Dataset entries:
- - - - -

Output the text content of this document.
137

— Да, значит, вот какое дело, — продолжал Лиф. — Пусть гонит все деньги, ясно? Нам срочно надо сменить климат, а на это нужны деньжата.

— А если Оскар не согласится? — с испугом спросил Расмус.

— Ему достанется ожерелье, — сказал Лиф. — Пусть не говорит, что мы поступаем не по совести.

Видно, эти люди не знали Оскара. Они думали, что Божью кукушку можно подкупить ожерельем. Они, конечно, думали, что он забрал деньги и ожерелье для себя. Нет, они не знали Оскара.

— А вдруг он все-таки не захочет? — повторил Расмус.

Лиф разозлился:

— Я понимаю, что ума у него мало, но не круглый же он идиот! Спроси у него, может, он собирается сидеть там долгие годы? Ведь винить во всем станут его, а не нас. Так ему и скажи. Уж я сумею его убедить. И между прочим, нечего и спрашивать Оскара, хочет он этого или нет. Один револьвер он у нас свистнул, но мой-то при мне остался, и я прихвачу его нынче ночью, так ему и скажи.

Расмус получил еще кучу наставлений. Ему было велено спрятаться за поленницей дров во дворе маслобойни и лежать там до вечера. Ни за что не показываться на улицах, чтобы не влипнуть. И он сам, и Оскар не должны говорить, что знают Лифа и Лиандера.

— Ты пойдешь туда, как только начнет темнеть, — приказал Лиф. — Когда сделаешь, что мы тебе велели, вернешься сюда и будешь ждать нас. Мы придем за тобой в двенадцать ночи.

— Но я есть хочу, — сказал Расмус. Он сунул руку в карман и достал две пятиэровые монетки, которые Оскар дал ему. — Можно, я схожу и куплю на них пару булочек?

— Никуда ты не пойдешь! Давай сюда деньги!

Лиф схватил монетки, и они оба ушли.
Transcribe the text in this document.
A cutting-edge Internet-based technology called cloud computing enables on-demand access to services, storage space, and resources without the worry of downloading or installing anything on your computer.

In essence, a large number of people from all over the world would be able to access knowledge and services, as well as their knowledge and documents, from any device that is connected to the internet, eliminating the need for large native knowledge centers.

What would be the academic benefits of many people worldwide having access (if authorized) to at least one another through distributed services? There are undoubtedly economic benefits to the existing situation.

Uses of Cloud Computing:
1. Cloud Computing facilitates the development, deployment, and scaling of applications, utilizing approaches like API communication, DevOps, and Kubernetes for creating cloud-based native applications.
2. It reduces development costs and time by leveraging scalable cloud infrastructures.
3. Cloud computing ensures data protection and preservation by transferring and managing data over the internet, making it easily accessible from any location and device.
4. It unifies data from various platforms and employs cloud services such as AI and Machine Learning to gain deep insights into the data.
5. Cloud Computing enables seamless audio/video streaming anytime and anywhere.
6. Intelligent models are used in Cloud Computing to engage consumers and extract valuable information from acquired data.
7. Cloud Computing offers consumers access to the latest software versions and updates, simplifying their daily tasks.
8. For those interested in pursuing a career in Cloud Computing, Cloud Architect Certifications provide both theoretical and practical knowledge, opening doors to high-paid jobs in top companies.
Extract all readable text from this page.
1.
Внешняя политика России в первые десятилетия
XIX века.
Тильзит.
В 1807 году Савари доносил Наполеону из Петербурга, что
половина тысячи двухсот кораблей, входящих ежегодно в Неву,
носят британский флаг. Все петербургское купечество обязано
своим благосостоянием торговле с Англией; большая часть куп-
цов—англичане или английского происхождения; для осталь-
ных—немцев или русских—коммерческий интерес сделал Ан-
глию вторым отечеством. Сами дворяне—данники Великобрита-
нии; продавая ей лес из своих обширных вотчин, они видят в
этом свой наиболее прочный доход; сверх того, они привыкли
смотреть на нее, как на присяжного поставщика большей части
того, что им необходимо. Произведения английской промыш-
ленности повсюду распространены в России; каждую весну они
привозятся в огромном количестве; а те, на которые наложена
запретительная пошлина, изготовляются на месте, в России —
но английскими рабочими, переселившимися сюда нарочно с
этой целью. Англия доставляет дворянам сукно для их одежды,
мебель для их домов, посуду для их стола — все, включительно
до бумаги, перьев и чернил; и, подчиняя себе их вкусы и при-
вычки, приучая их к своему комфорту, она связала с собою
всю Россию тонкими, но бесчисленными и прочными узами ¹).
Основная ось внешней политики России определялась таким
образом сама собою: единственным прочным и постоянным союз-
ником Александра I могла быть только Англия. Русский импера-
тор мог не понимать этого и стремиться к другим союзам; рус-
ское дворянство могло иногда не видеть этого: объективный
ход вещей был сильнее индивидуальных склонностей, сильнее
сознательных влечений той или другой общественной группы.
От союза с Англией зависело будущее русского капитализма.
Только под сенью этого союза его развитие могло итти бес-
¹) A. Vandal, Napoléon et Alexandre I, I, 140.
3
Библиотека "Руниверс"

- - - - -

The records above must be repeated exactly, every one of them.

Output the text content of this document.
137

— Да, значит, вот какое дело, — продолжал Лиф. — Пусть гонит все деньги, ясно? Нам срочно надо сменить климат, а на это нужны деньжата.

— А если Оскар не согласится? — с испугом спросил Расмус.

— Ему достанется ожерелье, — сказал Лиф. — Пусть не говорит, что мы поступаем не по совести.

Видно, эти люди не знали Оскара. Они думали, что Божью кукушку можно подкупить ожерельем. Они, конечно, думали, что он забрал деньги и ожерелье для себя. Нет, они не знали Оскара.

— А вдруг он все-таки не захочет? — повторил Расмус.

Лиф разозлился:

— Я понимаю, что ума у него мало, но не круглый же он идиот! Спроси у него, может, он собирается сидеть там долгие годы? Ведь винить во всем станут его, а не нас. Так ему и скажи. Уж я сумею его убедить. И между прочим, нечего и спрашивать Оскара, хочет он этого или нет. Один револьвер он у нас свистнул, но мой-то при мне остался, и я прихвачу его нынче ночью, так ему и скажи.

Расмус получил еще кучу наставлений. Ему было велено спрятаться за поленницей дров во дворе маслобойни и лежать там до вечера. Ни за что не показываться на улицах, чтобы не влипнуть. И он сам, и Оскар не должны говорить, что знают Лифа и Лиандера.

— Ты пойдешь туда, как только начнет темнеть, — приказал Лиф. — Когда сделаешь, что мы тебе велели, вернешься сюда и будешь ждать нас. Мы придем за тобой в двенадцать ночи.

— Но я есть хочу, — сказал Расмус. Он сунул руку в карман и достал две пятиэровые монетки, которые Оскар дал ему. — Можно, я схожу и куплю на них пару булочек?

— Никуда ты не пойдешь! Давай сюда деньги!

Лиф схватил монетки, и они оба ушли.
Transcribe the text in this document.
A cutting-edge Internet-based technology called cloud computing enables on-demand access to services, storage space, and resources without the worry of downloading or installing anything on your computer.

In essence, a large number of people from all over the world would be able to access knowledge and services, as well as their knowledge and documents, from any device that is connected to the internet, eliminating the need for large native knowledge centers.

What would be the academic benefits of many people worldwide having access (if authorized) to at least one another through distributed services? There are undoubtedly economic benefits to the existing situation.

Uses of Cloud Computing:
1. Cloud Computing facilitates the development, deployment, and scaling of applications, utilizing approaches like API communication, DevOps, and Kubernetes for creating cloud-based native applications.
2. It reduces development costs and time by leveraging scalable cloud infrastructures.
3. Cloud computing ensures data protection and preservation by transferring and managing data over the internet, making it easily accessible from any location and device.
4. It unifies data from various platforms and employs cloud services such as AI and Machine Learning to gain deep insights into the data.
5. Cloud Computing enables seamless audio/video streaming anytime and anywhere.
6. Intelligent models are used in Cloud Computing to engage consumers and extract valuable information from acquired data.
7. Cloud Computing offers consumers access to the latest software versions and updates, simplifying their daily tasks.
8. For those interested in pursuing a career in Cloud Computing, Cloud Architect Certifications provide both theoretical and practical knowledge, opening doors to high-paid jobs in top companies.
Extract all readable text from this page.
1.
Внешняя политика России в первые десятилетия
XIX века.
Тильзит.
В 1807 году Савари доносил Наполеону из Петербурга, что
половина тысячи двухсот кораблей, входящих ежегодно в Неву,
носят британский флаг. Все петербургское купечество обязано
своим благосостоянием торговле с Англией; большая часть куп-
цов—англичане или английского происхождения; для осталь-
ных—немцев или русских—коммерческий интерес сделал Ан-
глию вторым отечеством. Сами дворяне—данники Великобрита-
нии; продавая ей лес из своих обширных вотчин, они видят в
этом свой наиболее прочный доход; сверх того, они привыкли
смотреть на нее, как на присяжного поставщика большей части
того, что им необходимо. Произведения английской промыш-
ленности повсюду распространены в России; каждую весну они
привозятся в огромном количестве; а те, на которые наложена
запретительная пошлина, изготовляются на месте, в России —
но английскими рабочими, переселившимися сюда нарочно с
этой целью. Англия доставляет дворянам сукно для их одежды,
мебель для их домов, посуду для их стола — все, включительно
до бумаги, перьев и чернил; и, подчиняя себе их вкусы и при-
вычки, приучая их к своему комфорту, она связала с собою
всю Россию тонкими, но бесчисленными и прочными узами ¹).
Основная ось внешней политики России определялась таким
образом сама собою: единственным прочным и постоянным союз-
ником Александра I могла быть только Англия. Русский импера-
тор мог не понимать этого и стремиться к другим союзам; рус-
ское дворянство могло иногда не видеть этого: объективный
ход вещей был сильнее индивидуальных склонностей, сильнее
сознательных влечений той или другой общественной группы.
От союза с Англией зависело будущее русского капитализма.
Только под сенью этого союза его развитие могло итти бес-
¹) A. Vandal, Napoléon et Alexandre I, I, 140.
3
Библиотека "Руниверс"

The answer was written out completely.